[RECORDS PROVIDED]
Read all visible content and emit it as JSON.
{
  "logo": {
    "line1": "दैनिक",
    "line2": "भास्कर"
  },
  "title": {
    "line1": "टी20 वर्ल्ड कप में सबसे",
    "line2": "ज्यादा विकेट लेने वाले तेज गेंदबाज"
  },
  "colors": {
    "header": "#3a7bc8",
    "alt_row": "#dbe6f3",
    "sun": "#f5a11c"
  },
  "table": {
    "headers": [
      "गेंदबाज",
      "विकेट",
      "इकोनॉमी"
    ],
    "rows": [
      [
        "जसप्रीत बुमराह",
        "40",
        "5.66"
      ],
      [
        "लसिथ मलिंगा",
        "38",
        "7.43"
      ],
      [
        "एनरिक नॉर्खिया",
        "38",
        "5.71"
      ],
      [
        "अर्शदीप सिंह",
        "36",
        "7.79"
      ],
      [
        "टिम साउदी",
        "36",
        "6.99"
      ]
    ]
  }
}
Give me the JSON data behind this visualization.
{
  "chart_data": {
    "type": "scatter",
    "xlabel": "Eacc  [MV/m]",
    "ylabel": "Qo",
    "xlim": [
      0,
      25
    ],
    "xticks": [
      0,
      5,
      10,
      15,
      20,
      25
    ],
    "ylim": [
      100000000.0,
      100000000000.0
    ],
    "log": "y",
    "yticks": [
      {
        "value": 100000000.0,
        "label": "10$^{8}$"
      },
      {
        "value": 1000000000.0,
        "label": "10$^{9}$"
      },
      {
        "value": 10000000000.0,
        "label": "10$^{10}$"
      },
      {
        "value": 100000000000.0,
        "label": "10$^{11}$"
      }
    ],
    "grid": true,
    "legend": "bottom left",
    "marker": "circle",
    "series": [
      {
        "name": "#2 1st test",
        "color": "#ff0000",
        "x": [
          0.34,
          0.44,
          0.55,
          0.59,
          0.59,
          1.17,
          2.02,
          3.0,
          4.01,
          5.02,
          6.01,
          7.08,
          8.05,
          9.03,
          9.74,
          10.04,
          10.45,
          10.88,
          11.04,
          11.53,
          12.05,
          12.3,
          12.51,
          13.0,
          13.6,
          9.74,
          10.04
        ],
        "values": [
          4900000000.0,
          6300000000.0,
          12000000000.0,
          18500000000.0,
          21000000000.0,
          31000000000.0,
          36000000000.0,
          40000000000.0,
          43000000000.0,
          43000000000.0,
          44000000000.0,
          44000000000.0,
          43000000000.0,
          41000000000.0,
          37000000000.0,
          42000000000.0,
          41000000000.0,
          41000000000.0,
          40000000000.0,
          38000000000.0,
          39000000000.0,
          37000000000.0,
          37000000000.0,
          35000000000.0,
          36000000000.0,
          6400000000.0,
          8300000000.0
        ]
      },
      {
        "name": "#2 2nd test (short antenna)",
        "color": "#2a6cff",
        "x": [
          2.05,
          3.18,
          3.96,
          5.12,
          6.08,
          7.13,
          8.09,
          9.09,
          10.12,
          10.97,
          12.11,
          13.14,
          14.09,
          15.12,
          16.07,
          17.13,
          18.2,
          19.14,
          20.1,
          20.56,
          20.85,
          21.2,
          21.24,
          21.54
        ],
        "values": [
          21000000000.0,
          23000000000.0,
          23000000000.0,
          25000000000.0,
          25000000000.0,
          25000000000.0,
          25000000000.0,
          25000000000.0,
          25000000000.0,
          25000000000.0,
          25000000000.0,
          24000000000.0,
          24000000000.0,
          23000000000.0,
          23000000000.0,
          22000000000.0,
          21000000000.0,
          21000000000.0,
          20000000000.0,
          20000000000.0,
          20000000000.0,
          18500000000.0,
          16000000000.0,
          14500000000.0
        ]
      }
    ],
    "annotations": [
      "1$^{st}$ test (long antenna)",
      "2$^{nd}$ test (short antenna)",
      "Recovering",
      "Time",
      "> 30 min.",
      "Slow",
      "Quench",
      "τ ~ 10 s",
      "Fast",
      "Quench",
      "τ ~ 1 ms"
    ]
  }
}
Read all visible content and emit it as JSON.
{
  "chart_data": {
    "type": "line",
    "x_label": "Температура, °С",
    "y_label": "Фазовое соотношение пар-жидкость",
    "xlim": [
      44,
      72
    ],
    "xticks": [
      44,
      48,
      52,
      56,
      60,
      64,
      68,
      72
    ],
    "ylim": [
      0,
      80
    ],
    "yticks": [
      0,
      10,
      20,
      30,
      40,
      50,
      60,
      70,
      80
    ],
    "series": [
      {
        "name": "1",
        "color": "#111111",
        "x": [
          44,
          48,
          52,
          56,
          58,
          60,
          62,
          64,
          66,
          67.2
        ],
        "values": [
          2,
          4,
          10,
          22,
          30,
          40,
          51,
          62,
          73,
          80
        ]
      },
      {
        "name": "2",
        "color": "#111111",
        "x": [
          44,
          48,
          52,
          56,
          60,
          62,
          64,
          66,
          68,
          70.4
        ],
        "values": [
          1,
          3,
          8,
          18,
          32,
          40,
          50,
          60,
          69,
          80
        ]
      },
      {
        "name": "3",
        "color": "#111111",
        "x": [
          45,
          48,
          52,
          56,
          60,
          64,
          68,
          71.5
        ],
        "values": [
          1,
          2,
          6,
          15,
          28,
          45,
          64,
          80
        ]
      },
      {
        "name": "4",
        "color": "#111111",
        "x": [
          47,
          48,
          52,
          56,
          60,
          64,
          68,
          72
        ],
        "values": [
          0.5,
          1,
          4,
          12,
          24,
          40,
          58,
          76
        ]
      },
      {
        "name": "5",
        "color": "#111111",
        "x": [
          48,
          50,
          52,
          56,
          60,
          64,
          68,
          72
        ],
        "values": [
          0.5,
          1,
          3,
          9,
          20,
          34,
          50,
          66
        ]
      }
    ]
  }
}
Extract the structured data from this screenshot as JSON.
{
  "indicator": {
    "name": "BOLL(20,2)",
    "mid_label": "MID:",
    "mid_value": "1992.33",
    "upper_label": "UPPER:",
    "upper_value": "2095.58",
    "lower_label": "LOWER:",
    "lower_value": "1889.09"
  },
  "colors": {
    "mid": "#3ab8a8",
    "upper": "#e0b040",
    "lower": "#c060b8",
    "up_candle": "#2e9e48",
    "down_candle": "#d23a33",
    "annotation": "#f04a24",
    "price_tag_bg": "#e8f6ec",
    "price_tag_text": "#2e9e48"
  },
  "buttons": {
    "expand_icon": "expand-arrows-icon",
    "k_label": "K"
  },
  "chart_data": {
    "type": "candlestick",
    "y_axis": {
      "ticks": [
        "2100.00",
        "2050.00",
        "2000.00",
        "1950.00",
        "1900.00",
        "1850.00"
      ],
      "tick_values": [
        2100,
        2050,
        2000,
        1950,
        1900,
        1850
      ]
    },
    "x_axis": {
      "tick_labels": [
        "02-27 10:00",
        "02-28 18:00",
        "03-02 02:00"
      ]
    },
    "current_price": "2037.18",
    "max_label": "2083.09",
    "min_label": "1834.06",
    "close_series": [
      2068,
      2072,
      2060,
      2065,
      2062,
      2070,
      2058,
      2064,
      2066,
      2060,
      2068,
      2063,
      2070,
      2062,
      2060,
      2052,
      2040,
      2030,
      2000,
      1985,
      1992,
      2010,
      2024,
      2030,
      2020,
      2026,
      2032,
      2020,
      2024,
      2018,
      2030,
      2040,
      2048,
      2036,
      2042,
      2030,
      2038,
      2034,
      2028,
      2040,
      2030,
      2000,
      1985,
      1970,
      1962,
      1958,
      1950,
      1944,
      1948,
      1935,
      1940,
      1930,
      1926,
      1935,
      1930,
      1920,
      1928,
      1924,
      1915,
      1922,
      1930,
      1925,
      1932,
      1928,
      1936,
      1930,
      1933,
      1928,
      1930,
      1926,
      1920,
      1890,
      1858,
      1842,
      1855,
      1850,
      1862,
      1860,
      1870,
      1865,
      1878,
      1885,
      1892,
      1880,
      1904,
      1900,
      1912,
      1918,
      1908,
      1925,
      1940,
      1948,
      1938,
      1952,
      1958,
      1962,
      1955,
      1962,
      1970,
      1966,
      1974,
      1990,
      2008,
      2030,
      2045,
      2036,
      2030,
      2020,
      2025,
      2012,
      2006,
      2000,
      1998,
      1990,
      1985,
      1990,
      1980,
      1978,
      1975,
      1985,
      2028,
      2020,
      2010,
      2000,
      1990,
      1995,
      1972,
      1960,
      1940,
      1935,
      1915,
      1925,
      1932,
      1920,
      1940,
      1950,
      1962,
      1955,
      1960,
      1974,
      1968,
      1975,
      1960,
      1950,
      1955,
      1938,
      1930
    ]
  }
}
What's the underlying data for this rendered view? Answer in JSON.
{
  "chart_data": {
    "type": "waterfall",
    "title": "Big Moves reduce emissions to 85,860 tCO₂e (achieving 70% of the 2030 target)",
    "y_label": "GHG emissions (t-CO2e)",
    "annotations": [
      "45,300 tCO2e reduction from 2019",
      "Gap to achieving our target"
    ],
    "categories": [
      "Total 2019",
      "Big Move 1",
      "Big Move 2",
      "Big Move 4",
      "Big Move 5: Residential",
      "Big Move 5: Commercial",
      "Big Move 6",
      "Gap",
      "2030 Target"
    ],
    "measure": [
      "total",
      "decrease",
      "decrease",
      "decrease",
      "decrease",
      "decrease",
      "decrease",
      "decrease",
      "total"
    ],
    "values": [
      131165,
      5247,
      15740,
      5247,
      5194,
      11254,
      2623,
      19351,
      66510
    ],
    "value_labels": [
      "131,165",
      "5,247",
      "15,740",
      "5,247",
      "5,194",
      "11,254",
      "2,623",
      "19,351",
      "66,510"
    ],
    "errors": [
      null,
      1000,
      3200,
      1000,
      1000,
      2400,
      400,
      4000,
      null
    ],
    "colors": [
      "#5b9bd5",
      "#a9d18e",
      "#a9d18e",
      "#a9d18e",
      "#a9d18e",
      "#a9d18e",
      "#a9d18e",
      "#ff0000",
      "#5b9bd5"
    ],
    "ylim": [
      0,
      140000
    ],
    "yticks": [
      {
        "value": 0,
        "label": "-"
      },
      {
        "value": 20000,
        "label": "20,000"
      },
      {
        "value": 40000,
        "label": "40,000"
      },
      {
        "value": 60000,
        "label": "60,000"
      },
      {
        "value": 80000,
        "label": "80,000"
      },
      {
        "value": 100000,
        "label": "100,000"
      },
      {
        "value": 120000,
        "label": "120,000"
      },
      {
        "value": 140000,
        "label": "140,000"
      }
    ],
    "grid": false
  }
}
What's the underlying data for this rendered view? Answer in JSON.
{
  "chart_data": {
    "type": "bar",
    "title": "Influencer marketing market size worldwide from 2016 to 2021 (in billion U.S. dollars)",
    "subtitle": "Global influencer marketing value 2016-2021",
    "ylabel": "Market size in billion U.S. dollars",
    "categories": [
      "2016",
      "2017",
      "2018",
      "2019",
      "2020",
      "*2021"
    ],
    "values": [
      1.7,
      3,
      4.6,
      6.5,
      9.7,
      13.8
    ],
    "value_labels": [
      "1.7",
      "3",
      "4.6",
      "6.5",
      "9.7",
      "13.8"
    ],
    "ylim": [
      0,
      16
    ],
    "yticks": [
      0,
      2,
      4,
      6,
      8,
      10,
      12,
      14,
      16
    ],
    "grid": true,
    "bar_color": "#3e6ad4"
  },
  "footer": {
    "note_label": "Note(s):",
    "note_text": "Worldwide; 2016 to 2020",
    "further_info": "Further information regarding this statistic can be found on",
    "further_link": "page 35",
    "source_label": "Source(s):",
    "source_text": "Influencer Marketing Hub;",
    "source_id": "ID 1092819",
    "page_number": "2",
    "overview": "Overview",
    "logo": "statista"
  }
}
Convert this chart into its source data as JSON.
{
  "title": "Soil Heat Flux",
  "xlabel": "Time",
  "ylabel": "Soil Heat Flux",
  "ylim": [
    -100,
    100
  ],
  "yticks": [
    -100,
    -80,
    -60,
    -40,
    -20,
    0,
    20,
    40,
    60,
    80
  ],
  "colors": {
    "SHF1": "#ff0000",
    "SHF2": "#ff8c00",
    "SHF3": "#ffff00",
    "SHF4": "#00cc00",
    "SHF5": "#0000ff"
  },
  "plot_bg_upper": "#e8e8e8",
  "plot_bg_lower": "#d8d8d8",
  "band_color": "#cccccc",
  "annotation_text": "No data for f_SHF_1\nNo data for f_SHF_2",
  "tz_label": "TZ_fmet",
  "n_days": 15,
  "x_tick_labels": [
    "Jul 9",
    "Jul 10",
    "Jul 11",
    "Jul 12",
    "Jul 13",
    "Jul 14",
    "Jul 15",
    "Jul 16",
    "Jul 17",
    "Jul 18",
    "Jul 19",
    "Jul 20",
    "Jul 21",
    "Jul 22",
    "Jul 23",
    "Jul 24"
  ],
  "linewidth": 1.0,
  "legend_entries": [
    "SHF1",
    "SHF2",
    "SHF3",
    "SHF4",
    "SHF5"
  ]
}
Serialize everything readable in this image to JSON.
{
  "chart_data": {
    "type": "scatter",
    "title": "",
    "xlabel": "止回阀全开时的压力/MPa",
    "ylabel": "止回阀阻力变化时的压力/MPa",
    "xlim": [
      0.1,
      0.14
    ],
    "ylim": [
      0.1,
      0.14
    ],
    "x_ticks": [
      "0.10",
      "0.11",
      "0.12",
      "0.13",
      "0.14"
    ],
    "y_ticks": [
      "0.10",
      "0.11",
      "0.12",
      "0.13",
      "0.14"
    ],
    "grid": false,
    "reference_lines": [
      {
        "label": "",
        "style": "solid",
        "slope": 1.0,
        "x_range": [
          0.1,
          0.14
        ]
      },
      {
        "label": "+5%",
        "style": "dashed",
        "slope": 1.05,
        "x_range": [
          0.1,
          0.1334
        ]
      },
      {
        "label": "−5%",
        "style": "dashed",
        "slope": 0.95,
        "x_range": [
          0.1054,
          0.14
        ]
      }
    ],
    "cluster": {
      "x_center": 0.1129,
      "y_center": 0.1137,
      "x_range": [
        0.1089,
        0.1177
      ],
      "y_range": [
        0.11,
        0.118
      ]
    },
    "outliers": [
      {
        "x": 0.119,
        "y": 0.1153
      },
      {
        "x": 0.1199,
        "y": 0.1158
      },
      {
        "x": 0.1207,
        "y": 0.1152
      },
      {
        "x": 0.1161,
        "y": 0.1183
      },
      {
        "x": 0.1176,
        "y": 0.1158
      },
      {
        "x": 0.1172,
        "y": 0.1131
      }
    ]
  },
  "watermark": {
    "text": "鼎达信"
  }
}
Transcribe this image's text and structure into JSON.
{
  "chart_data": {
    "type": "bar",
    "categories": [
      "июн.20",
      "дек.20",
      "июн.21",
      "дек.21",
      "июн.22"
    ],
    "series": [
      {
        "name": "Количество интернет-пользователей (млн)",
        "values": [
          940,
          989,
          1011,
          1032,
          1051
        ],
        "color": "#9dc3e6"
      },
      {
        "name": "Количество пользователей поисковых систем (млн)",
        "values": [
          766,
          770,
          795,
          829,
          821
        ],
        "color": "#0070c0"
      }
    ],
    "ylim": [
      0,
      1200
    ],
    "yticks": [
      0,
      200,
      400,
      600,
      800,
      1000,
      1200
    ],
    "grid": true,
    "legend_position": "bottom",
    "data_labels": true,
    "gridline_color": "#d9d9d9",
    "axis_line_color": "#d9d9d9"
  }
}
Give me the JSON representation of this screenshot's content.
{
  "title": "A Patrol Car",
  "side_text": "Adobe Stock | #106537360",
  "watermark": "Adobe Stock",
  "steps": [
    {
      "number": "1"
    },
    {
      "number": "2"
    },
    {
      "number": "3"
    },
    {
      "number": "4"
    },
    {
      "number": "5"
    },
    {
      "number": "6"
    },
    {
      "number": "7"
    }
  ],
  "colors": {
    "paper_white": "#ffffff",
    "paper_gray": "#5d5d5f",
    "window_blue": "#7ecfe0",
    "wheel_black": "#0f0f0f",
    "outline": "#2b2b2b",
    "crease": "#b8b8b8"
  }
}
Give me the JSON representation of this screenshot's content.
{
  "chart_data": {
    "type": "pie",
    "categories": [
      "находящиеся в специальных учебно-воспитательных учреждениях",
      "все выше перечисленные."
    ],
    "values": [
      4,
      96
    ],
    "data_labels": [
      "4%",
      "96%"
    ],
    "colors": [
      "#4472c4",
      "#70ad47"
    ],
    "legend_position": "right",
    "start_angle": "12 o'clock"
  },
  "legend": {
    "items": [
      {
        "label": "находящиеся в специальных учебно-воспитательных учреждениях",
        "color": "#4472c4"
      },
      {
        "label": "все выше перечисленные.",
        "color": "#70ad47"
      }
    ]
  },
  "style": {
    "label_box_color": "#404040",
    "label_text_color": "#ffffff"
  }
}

[WRITTEN REQUEST]
Pick out each line in the material containing "into".

[RESPONSE]
Convert this chart into its source data as JSON.
Transcribe this image's text and structure into JSON.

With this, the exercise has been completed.